Return every entry exactly.

:: SUPPLIED DATA

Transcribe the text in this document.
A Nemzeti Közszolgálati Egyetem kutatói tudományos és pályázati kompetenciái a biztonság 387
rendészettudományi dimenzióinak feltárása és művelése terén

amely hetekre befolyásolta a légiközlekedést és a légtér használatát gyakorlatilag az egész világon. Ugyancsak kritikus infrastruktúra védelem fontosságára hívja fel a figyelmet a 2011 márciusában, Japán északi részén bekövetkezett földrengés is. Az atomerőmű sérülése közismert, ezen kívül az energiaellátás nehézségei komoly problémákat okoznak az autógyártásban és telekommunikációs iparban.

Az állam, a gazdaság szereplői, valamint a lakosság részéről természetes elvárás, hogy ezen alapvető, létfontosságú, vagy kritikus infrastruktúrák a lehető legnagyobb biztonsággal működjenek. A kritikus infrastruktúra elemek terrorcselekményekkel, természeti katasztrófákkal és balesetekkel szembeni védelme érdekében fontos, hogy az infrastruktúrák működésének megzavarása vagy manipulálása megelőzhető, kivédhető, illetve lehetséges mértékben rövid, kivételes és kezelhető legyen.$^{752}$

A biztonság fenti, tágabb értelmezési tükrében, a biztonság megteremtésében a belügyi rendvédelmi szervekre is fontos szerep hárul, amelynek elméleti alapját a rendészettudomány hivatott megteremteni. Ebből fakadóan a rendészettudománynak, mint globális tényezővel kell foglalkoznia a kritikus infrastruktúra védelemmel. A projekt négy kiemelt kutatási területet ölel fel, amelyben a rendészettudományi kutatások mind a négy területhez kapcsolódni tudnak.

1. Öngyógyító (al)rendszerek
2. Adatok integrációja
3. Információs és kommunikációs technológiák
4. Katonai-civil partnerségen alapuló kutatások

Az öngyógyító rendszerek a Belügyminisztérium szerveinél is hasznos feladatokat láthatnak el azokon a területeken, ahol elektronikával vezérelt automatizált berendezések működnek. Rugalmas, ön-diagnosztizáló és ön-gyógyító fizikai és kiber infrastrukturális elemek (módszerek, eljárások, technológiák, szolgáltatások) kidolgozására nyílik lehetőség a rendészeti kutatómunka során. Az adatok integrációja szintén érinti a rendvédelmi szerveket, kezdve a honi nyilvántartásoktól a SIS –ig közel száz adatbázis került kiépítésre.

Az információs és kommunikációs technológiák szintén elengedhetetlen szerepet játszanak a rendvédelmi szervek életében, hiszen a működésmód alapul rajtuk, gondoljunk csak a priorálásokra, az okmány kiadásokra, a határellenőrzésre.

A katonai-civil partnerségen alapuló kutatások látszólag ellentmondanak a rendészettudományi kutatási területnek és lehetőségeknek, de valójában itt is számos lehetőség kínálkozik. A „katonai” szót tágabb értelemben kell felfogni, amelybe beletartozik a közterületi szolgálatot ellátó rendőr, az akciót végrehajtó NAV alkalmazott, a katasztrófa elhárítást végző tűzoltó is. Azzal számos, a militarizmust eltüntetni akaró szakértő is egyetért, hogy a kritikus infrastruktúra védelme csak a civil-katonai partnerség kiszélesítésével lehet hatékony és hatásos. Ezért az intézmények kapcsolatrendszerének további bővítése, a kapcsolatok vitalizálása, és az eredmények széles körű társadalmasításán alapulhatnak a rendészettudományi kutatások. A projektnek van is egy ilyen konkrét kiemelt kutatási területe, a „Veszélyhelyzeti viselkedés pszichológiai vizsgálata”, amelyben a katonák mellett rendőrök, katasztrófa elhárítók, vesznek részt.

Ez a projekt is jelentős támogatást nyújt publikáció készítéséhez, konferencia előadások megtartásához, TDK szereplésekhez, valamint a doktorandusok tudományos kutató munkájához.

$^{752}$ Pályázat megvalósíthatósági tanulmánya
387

::::

ANSWER IN FULL:
Transcribe the text in this document.
A Nemzeti Közszolgálati Egyetem kutatói tudományos és pályázati kompetenciái a biztonság 387
rendészettudományi dimenzióinak feltárása és művelése terén

amely hetekre befolyásolta a légiközlekedést és a légtér használatát gyakorlatilag az egész világon. Ugyancsak kritikus infrastruktúra védelem fontosságára hívja fel a figyelmet a 2011 márciusában, Japán északi részén bekövetkezett földrengés is. Az atomerőmű sérülése közismert, ezen kívül az energiaellátás nehézségei komoly problémákat okoznak az autógyártásban és telekommunikációs iparban.

Az állam, a gazdaság szereplői, valamint a lakosság részéről természetes elvárás, hogy ezen alapvető, létfontosságú, vagy kritikus infrastruktúrák a lehető legnagyobb biztonsággal működjenek. A kritikus infrastruktúra elemek terrorcselekményekkel, természeti katasztrófákkal és balesetekkel szembeni védelme érdekében fontos, hogy az infrastruktúrák működésének megzavarása vagy manipulálása megelőzhető, kivédhető, illetve lehetséges mértékben rövid, kivételes és kezelhető legyen.$^{752}$

A biztonság fenti, tágabb értelmezési tükrében, a biztonság megteremtésében a belügyi rendvédelmi szervekre is fontos szerep hárul, amelynek elméleti alapját a rendészettudomány hivatott megteremteni. Ebből fakadóan a rendészettudománynak, mint globális tényezővel kell foglalkoznia a kritikus infrastruktúra védelemmel. A projekt négy kiemelt kutatási területet ölel fel, amelyben a rendészettudományi kutatások mind a négy területhez kapcsolódni tudnak.

1. Öngyógyító (al)rendszerek
2. Adatok integrációja
3. Információs és kommunikációs technológiák
4. Katonai-civil partnerségen alapuló kutatások

Az öngyógyító rendszerek a Belügyminisztérium szerveinél is hasznos feladatokat láthatnak el azokon a területeken, ahol elektronikával vezérelt automatizált berendezések működnek. Rugalmas, ön-diagnosztizáló és ön-gyógyító fizikai és kiber infrastrukturális elemek (módszerek, eljárások, technológiák, szolgáltatások) kidolgozására nyílik lehetőség a rendészeti kutatómunka során. Az adatok integrációja szintén érinti a rendvédelmi szerveket, kezdve a honi nyilvántartásoktól a SIS –ig közel száz adatbázis került kiépítésre.

Az információs és kommunikációs technológiák szintén elengedhetetlen szerepet játszanak a rendvédelmi szervek életében, hiszen a működésmód alapul rajtuk, gondoljunk csak a priorálásokra, az okmány kiadásokra, a határellenőrzésre.

A katonai-civil partnerségen alapuló kutatások látszólag ellentmondanak a rendészettudományi kutatási területnek és lehetőségeknek, de valójában itt is számos lehetőség kínálkozik. A „katonai” szót tágabb értelemben kell felfogni, amelybe beletartozik a közterületi szolgálatot ellátó rendőr, az akciót végrehajtó NAV alkalmazott, a katasztrófa elhárítást végző tűzoltó is. Azzal számos, a militarizmust eltüntetni akaró szakértő is egyetért, hogy a kritikus infrastruktúra védelme csak a civil-katonai partnerség kiszélesítésével lehet hatékony és hatásos. Ezért az intézmények kapcsolatrendszerének további bővítése, a kapcsolatok vitalizálása, és az eredmények széles körű társadalmasításán alapulhatnak a rendészettudományi kutatások. A projektnek van is egy ilyen konkrét kiemelt kutatási területe, a „Veszélyhelyzeti viselkedés pszichológiai vizsgálata”, amelyben a katonák mellett rendőrök, katasztrófa elhárítók, vesznek részt.

Ez a projekt is jelentős támogatást nyújt publikáció készítéséhez, konferencia előadások megtartásához, TDK szereplésekhez, valamint a doktorandusok tudományos kutató munkájához.

$^{752}$ Pályázat megvalósíthatósági tanulmánya
387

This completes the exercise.